SHORT PROBLEM = Copy out all of the data exactly as it appears.

Items from a dataset =
○ ○ ○ ○ ○
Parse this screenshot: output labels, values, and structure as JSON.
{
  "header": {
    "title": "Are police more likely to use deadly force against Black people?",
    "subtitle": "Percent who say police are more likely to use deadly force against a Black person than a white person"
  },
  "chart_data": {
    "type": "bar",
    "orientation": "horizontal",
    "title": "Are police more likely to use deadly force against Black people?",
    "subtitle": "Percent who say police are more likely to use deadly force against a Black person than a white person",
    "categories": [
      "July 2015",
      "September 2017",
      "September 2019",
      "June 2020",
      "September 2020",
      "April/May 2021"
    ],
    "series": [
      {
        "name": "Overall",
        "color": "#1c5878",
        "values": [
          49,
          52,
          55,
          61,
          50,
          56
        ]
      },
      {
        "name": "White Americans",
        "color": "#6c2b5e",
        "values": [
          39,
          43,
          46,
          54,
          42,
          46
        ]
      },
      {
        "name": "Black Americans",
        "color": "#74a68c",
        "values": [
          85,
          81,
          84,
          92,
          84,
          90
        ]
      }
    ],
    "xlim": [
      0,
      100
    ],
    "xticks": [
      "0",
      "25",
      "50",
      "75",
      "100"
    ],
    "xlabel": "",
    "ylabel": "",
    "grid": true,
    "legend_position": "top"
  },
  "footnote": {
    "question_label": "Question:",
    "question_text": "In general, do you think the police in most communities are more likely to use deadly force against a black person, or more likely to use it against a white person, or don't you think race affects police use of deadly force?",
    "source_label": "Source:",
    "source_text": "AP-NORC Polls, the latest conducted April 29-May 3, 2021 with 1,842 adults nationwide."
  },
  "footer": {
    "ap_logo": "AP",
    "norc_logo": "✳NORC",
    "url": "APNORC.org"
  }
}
○ ○ ○ ○ ○
RESPONSE FOR THIS EXERCISE =
Parse this screenshot: output labels, values, and structure as JSON.
{
  "header": {
    "title": "Are police more likely to use deadly force against Black people?",
    "subtitle": "Percent who say police are more likely to use deadly force against a Black person than a white person"
  },
  "chart_data": {
    "type": "bar",
    "orientation": "horizontal",
    "title": "Are police more likely to use deadly force against Black people?",
    "subtitle": "Percent who say police are more likely to use deadly force against a Black person than a white person",
    "categories": [
      "July 2015",
      "September 2017",
      "September 2019",
      "June 2020",
      "September 2020",
      "April/May 2021"
    ],
    "series": [
      {
        "name": "Overall",
        "color": "#1c5878",
        "values": [
          49,
          52,
          55,
          61,
          50,
          56
        ]
      },
      {
        "name": "White Americans",
        "color": "#6c2b5e",
        "values": [
          39,
          43,
          46,
          54,
          42,
          46
        ]
      },
      {
        "name": "Black Americans",
        "color": "#74a68c",
        "values": [
          85,
          81,
          84,
          92,
          84,
          90
        ]
      }
    ],
    "xlim": [
      0,
      100
    ],
    "xticks": [
      "0",
      "25",
      "50",
      "75",
      "100"
    ],
    "xlabel": "",
    "ylabel": "",
    "grid": true,
    "legend_position": "top"
  },
  "footnote": {
    "question_label": "Question:",
    "question_text": "In general, do you think the police in most communities are more likely to use deadly force against a black person, or more likely to use it against a white person, or don't you think race affects police use of deadly force?",
    "source_label": "Source:",
    "source_text": "AP-NORC Polls, the latest conducted April 29-May 3, 2021 with 1,842 adults nationwide."
  },
  "footer": {
    "ap_logo": "AP",
    "norc_logo": "✳NORC",
    "url": "APNORC.org"
  }
}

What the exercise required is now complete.